§ What you need to do: Read the data and repeat all of it exactly.

§ Listing:
━━━━━━

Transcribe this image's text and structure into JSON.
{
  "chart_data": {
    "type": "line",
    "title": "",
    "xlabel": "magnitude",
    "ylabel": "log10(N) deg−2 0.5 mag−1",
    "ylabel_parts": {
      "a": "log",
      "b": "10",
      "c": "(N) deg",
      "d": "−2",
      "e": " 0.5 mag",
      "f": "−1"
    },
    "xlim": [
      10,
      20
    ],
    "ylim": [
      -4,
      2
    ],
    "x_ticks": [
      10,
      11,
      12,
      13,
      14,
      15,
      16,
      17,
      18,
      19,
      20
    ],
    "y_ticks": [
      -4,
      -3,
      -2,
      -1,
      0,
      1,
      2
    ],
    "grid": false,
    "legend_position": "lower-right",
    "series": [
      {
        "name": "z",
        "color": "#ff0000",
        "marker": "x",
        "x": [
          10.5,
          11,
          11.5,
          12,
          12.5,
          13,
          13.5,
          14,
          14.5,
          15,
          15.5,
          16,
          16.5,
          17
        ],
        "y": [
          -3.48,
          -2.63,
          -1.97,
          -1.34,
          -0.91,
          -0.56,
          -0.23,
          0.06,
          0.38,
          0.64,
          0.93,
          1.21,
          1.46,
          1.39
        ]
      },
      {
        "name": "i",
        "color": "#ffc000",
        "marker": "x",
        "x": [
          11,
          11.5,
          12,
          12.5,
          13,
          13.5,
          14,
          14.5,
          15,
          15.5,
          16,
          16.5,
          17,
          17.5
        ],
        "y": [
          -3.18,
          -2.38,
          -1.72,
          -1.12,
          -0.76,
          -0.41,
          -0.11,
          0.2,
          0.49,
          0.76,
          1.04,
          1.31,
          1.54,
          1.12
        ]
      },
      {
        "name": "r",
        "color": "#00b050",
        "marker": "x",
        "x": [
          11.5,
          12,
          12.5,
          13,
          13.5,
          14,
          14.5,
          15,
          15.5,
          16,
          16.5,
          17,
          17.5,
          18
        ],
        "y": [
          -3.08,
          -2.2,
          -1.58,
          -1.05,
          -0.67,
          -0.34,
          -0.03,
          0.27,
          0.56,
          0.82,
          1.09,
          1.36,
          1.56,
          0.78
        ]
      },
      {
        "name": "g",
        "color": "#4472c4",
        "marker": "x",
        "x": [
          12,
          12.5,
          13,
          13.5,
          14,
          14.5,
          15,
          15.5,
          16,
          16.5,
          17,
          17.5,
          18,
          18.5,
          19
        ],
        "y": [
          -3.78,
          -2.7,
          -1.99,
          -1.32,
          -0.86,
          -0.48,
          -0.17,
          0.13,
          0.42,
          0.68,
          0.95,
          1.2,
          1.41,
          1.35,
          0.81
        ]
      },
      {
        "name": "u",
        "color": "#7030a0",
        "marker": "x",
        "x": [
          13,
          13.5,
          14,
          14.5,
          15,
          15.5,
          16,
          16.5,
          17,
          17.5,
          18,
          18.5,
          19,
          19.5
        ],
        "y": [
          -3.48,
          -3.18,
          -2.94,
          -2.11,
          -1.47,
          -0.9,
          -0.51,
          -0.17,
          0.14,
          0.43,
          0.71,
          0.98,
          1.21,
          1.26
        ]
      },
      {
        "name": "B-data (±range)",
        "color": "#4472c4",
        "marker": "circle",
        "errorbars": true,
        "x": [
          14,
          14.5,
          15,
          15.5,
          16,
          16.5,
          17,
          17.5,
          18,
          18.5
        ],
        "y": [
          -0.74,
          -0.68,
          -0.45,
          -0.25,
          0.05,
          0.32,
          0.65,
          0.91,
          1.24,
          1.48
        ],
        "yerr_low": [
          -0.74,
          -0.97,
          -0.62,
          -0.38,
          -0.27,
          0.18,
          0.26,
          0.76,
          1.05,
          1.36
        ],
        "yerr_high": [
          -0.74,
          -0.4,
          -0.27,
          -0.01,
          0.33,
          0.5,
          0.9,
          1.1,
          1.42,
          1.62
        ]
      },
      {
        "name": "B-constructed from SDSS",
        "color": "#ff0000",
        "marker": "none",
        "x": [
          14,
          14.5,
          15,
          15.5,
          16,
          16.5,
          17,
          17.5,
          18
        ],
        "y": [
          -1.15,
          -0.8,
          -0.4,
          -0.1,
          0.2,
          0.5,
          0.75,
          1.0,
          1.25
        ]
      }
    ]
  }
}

━━━━━━

§ Exercise response:
Transcribe this image's text and structure into JSON.
{
  "chart_data": {
    "type": "line",
    "title": "",
    "xlabel": "magnitude",
    "ylabel": "log10(N) deg−2 0.5 mag−1",
    "ylabel_parts": {
      "a": "log",
      "b": "10",
      "c": "(N) deg",
      "d": "−2",
      "e": " 0.5 mag",
      "f": "−1"
    },
    "xlim": [
      10,
      20
    ],
    "ylim": [
      -4,
      2
    ],
    "x_ticks": [
      10,
      11,
      12,
      13,
      14,
      15,
      16,
      17,
      18,
      19,
      20
    ],
    "y_ticks": [
      -4,
      -3,
      -2,
      -1,
      0,
      1,
      2
    ],
    "grid": false,
    "legend_position": "lower-right",
    "series": [
      {
        "name": "z",
        "color": "#ff0000",
        "marker": "x",
        "x": [
          10.5,
          11,
          11.5,
          12,
          12.5,
          13,
          13.5,
          14,
          14.5,
          15,
          15.5,
          16,
          16.5,
          17
        ],
        "y": [
          -3.48,
          -2.63,
          -1.97,
          -1.34,
          -0.91,
          -0.56,
          -0.23,
          0.06,
          0.38,
          0.64,
          0.93,
          1.21,
          1.46,
          1.39
        ]
      },
      {
        "name": "i",
        "color": "#ffc000",
        "marker": "x",
        "x": [
          11,
          11.5,
          12,
          12.5,
          13,
          13.5,
          14,
          14.5,
          15,
          15.5,
          16,
          16.5,
          17,
          17.5
        ],
        "y": [
          -3.18,
          -2.38,
          -1.72,
          -1.12,
          -0.76,
          -0.41,
          -0.11,
          0.2,
          0.49,
          0.76,
          1.04,
          1.31,
          1.54,
          1.12
        ]
      },
      {
        "name": "r",
        "color": "#00b050",
        "marker": "x",
        "x": [
          11.5,
          12,
          12.5,
          13,
          13.5,
          14,
          14.5,
          15,
          15.5,
          16,
          16.5,
          17,
          17.5,
          18
        ],
        "y": [
          -3.08,
          -2.2,
          -1.58,
          -1.05,
          -0.67,
          -0.34,
          -0.03,
          0.27,
          0.56,
          0.82,
          1.09,
          1.36,
          1.56,
          0.78
        ]
      },
      {
        "name": "g",
        "color": "#4472c4",
        "marker": "x",
        "x": [
          12,
          12.5,
          13,
          13.5,
          14,
          14.5,
          15,
          15.5,
          16,
          16.5,
          17,
          17.5,
          18,
          18.5,
          19
        ],
        "y": [
          -3.78,
          -2.7,
          -1.99,
          -1.32,
          -0.86,
          -0.48,
          -0.17,
          0.13,
          0.42,
          0.68,
          0.95,
          1.2,
          1.41,
          1.35,
          0.81
        ]
      },
      {
        "name": "u",
        "color": "#7030a0",
        "marker": "x",
        "x": [
          13,
          13.5,
          14,
          14.5,
          15,
          15.5,
          16,
          16.5,
          17,
          17.5,
          18,
          18.5,
          19,
          19.5
        ],
        "y": [
          -3.48,
          -3.18,
          -2.94,
          -2.11,
          -1.47,
          -0.9,
          -0.51,
          -0.17,
          0.14,
          0.43,
          0.71,
          0.98,
          1.21,
          1.26
        ]
      },
      {
        "name": "B-data (±range)",
        "color": "#4472c4",
        "marker": "circle",
        "errorbars": true,
        "x": [
          14,
          14.5,
          15,
          15.5,
          16,
          16.5,
          17,
          17.5,
          18,
          18.5
        ],
        "y": [
          -0.74,
          -0.68,
          -0.45,
          -0.25,
          0.05,
          0.32,
          0.65,
          0.91,
          1.24,
          1.48
        ],
        "yerr_low": [
          -0.74,
          -0.97,
          -0.62,
          -0.38,
          -0.27,
          0.18,
          0.26,
          0.76,
          1.05,
          1.36
        ],
        "yerr_high": [
          -0.74,
          -0.4,
          -0.27,
          -0.01,
          0.33,
          0.5,
          0.9,
          1.1,
          1.42,
          1.62
        ]
      },
      {
        "name": "B-constructed from SDSS",
        "color": "#ff0000",
        "marker": "none",
        "x": [
          14,
          14.5,
          15,
          15.5,
          16,
          16.5,
          17,
          17.5,
          18
        ],
        "y": [
          -1.15,
          -0.8,
          -0.4,
          -0.1,
          0.2,
          0.5,
          0.75,
          1.0,
          1.25
        ]
      }
    ]
  }
}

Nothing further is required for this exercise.